Objective>
Copy whichever lines contain the string "spectrum".
--- Source material ---
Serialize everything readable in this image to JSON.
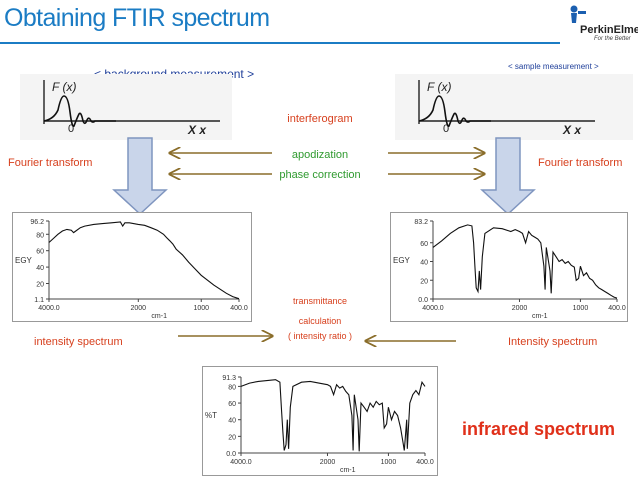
{
  "header": {
    "title": "Obtaining FTIR spectrum",
    "logo_name": "PerkinElmer",
    "logo_tagline": "For the Better"
  },
  "sections": {
    "background": "< background measurement >",
    "sample": "< sample measurement >"
  },
  "interferogram_axis": {
    "f_label": "F (x)",
    "zero_label": "0",
    "x_label": "X  x"
  },
  "center": {
    "interferogram": "interferogram",
    "apodization": "apodization",
    "phase_correction": "phase correction",
    "transmittance": "transmittance",
    "calculation": "calculation",
    "intensity_ratio": "(  intensity ratio  )"
  },
  "side_labels": {
    "fourier_left": "Fourier transform",
    "fourier_right": "Fourier transform",
    "intensity_left": "intensity spectrum",
    "intensity_right": "Intensity spectrum",
    "infrared": "infrared spectrum"
  },
  "colors": {
    "title": "#1b7cc4",
    "orange_text": "#d7401e",
    "green_text": "#2f9a2f",
    "blue_text": "#1f3f9a",
    "red_text": "#e0301a",
    "arrow": "#8a6d2a",
    "big_arrow_fill": "#c9d5ea",
    "big_arrow_stroke": "#7f95bf"
  },
  "chart_data": [
    {
      "type": "line",
      "name_hint": "background intensity spectrum",
      "ylabel": "EGY",
      "xlabel": "cm-1",
      "x_ticks": [
        "4000.0",
        "2000",
        "1000",
        "400.0"
      ],
      "y_ticks": [
        "1.1",
        "20",
        "40",
        "60",
        "80",
        "96.2"
      ],
      "ylim": [
        1.1,
        96.2
      ],
      "xlim": [
        4000,
        400
      ],
      "x": [
        4000,
        3900,
        3800,
        3700,
        3600,
        3500,
        3450,
        3400,
        3300,
        3200,
        3000,
        2800,
        2600,
        2400,
        2350,
        2300,
        2200,
        2000,
        1900,
        1800,
        1700,
        1600,
        1550,
        1500,
        1450,
        1400,
        1300,
        1200,
        1100,
        1000,
        900,
        800,
        700,
        600,
        500,
        400
      ],
      "y": [
        70,
        75,
        80,
        84,
        86,
        85,
        82,
        84,
        88,
        90,
        92,
        93,
        94,
        95,
        90,
        94,
        94,
        92,
        91,
        88,
        85,
        80,
        76,
        72,
        68,
        62,
        55,
        46,
        38,
        30,
        24,
        18,
        13,
        8,
        4,
        1.5
      ]
    },
    {
      "type": "line",
      "name_hint": "sample intensity spectrum",
      "ylabel": "EGY",
      "xlabel": "cm-1",
      "x_ticks": [
        "4000.0",
        "2000",
        "1000",
        "400.0"
      ],
      "y_ticks": [
        "0.0",
        "20",
        "40",
        "60",
        "83.2"
      ],
      "ylim": [
        0,
        83.2
      ],
      "xlim": [
        4000,
        400
      ],
      "x": [
        4000,
        3800,
        3600,
        3400,
        3200,
        3100,
        3060,
        3030,
        3000,
        2960,
        2930,
        2900,
        2860,
        2800,
        2600,
        2400,
        2200,
        2100,
        2000,
        1950,
        1900,
        1850,
        1800,
        1750,
        1700,
        1650,
        1600,
        1580,
        1560,
        1500,
        1480,
        1450,
        1400,
        1350,
        1300,
        1250,
        1200,
        1150,
        1100,
        1070,
        1030,
        1000,
        950,
        900,
        850,
        800,
        750,
        700,
        650,
        600,
        550,
        500,
        450,
        400
      ],
      "y": [
        55,
        62,
        70,
        76,
        79,
        78,
        60,
        35,
        12,
        8,
        30,
        10,
        45,
        70,
        76,
        75,
        72,
        74,
        72,
        70,
        60,
        72,
        68,
        66,
        64,
        60,
        35,
        10,
        55,
        30,
        6,
        50,
        45,
        40,
        42,
        38,
        40,
        36,
        34,
        20,
        22,
        35,
        25,
        28,
        22,
        20,
        15,
        12,
        10,
        8,
        6,
        4,
        2,
        1
      ]
    },
    {
      "type": "line",
      "name_hint": "infrared spectrum",
      "ylabel": "%T",
      "xlabel": "cm-1",
      "x_ticks": [
        "4000.0",
        "2000",
        "1000",
        "400.0"
      ],
      "y_ticks": [
        "0.0",
        "20",
        "40",
        "60",
        "80",
        "91.3"
      ],
      "ylim": [
        0,
        91.3
      ],
      "xlim": [
        4000,
        400
      ],
      "x": [
        4000,
        3800,
        3600,
        3400,
        3200,
        3100,
        3060,
        3030,
        3000,
        2960,
        2930,
        2900,
        2860,
        2800,
        2600,
        2400,
        2200,
        2000,
        1950,
        1900,
        1850,
        1800,
        1750,
        1700,
        1650,
        1600,
        1580,
        1560,
        1500,
        1480,
        1450,
        1400,
        1350,
        1300,
        1250,
        1200,
        1150,
        1100,
        1070,
        1030,
        1000,
        950,
        900,
        850,
        800,
        760,
        740,
        700,
        690,
        650,
        600,
        550,
        500,
        450,
        400
      ],
      "y": [
        80,
        84,
        86,
        87,
        88,
        85,
        50,
        25,
        3,
        10,
        40,
        5,
        55,
        80,
        85,
        86,
        84,
        82,
        80,
        70,
        82,
        78,
        80,
        74,
        70,
        45,
        3,
        70,
        40,
        2,
        60,
        55,
        50,
        60,
        55,
        62,
        58,
        60,
        30,
        35,
        55,
        40,
        50,
        45,
        30,
        12,
        3,
        40,
        5,
        60,
        70,
        75,
        70,
        85,
        80
      ]
    }
  ]
}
---
Correct output>
    "title": "Obtaining FTIR spectrum",
    "intensity_left": "intensity spectrum",
    "intensity_right": "Intensity spectrum",
    "infrared": "infrared spectrum"
      "name_hint": "background intensity spectrum",
      "name_hint": "sample intensity spectrum",
      "name_hint": "infrared spectrum",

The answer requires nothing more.